▸ PROBLEM DESCRIPTION: Gather each line in the entries that includes the string "legem".

>> begin

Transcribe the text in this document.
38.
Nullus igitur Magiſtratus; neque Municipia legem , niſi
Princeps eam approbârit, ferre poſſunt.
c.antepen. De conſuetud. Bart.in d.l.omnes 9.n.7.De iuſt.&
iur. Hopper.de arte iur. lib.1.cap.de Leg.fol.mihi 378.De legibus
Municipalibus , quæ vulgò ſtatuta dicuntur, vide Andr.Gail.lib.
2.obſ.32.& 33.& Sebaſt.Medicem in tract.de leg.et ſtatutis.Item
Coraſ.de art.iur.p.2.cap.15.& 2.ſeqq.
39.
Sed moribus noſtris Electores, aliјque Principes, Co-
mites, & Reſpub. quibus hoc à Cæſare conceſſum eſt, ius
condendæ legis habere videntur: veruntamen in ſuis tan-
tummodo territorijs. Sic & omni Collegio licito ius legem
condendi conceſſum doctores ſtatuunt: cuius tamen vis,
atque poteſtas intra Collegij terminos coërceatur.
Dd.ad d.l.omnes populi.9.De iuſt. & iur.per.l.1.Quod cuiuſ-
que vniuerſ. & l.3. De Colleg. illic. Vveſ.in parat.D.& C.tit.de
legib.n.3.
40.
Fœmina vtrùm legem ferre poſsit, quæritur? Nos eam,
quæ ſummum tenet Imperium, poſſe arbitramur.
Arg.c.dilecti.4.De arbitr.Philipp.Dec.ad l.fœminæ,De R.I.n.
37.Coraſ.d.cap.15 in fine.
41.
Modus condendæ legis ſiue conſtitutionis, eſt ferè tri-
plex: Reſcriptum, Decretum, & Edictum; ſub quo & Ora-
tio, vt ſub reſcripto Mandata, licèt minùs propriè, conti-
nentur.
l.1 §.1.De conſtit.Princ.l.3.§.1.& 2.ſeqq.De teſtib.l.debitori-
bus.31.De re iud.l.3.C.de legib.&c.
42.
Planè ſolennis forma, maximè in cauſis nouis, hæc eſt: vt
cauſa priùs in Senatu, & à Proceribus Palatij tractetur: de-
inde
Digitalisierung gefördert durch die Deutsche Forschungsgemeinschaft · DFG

>> end
>> begin

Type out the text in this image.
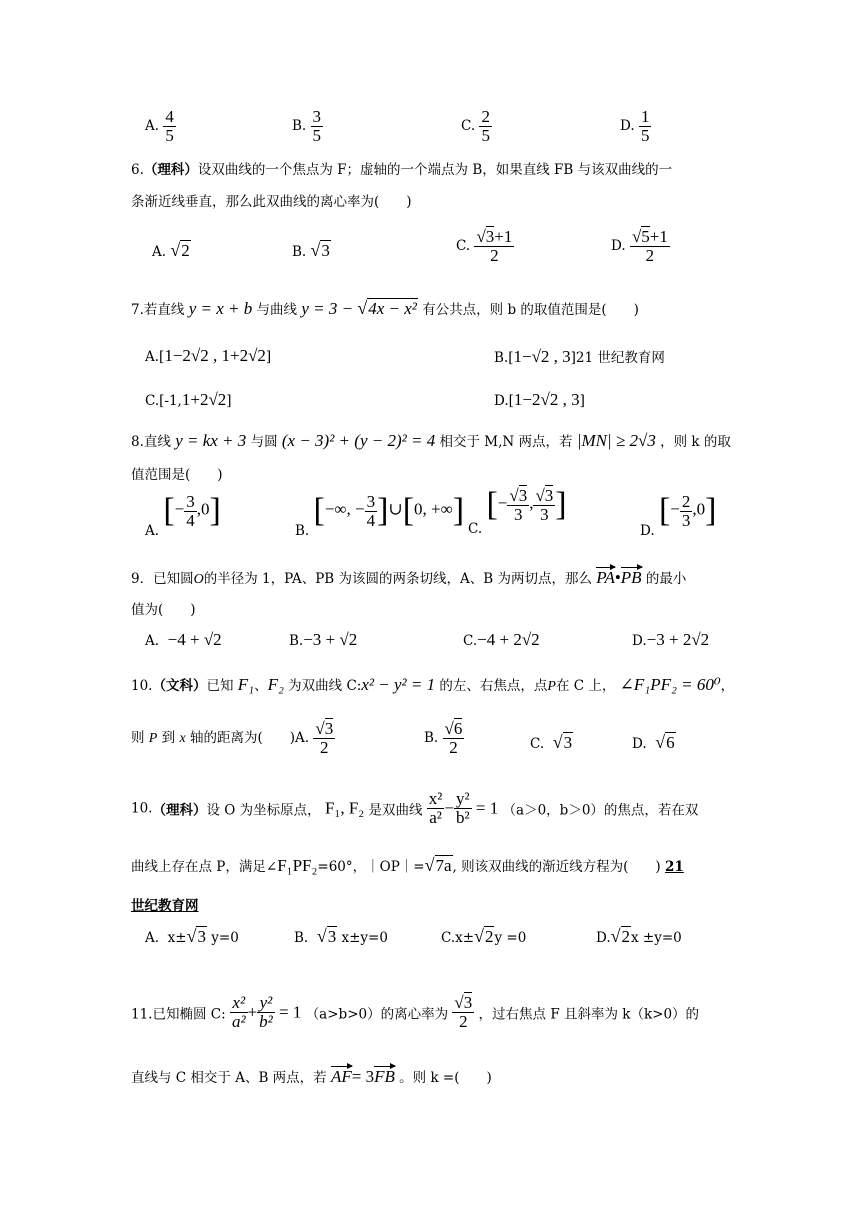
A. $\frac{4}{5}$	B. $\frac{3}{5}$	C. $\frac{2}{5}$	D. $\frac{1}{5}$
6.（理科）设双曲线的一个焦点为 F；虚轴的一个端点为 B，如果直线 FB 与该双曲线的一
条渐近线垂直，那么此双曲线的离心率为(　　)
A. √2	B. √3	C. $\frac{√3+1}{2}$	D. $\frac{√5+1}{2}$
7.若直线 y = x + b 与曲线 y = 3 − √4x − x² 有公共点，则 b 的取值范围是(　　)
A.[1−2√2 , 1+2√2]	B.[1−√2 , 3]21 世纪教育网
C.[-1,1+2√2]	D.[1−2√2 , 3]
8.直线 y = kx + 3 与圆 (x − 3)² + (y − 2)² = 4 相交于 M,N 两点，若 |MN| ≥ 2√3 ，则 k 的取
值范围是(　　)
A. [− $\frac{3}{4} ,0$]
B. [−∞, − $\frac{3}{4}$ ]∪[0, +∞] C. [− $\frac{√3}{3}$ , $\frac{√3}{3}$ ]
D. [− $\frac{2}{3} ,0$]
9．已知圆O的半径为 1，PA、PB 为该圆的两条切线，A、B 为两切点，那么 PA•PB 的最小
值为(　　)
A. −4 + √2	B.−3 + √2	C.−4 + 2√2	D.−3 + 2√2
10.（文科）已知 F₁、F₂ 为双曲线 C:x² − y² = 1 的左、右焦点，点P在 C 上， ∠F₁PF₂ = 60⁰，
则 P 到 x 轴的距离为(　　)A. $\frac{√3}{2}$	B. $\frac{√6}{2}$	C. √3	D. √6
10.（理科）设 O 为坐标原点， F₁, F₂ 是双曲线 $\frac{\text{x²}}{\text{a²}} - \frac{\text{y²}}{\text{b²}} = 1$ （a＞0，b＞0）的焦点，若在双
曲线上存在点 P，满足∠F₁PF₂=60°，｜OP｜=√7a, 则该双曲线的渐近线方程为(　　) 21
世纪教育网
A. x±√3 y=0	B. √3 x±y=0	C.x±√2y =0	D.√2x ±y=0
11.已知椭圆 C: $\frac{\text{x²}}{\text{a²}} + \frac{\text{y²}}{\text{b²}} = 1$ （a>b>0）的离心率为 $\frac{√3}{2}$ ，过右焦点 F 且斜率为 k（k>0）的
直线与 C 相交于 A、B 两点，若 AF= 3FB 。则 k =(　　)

>> end

▸ TASK RESPONSE:
Nullus igitur Magiſtratus; neque Municipia legem , niſi
tummodo territorijs. Sic & omni Collegio licito ius legem
Fœmina vtrùm legem ferre poſsit, quæritur? Nos eam,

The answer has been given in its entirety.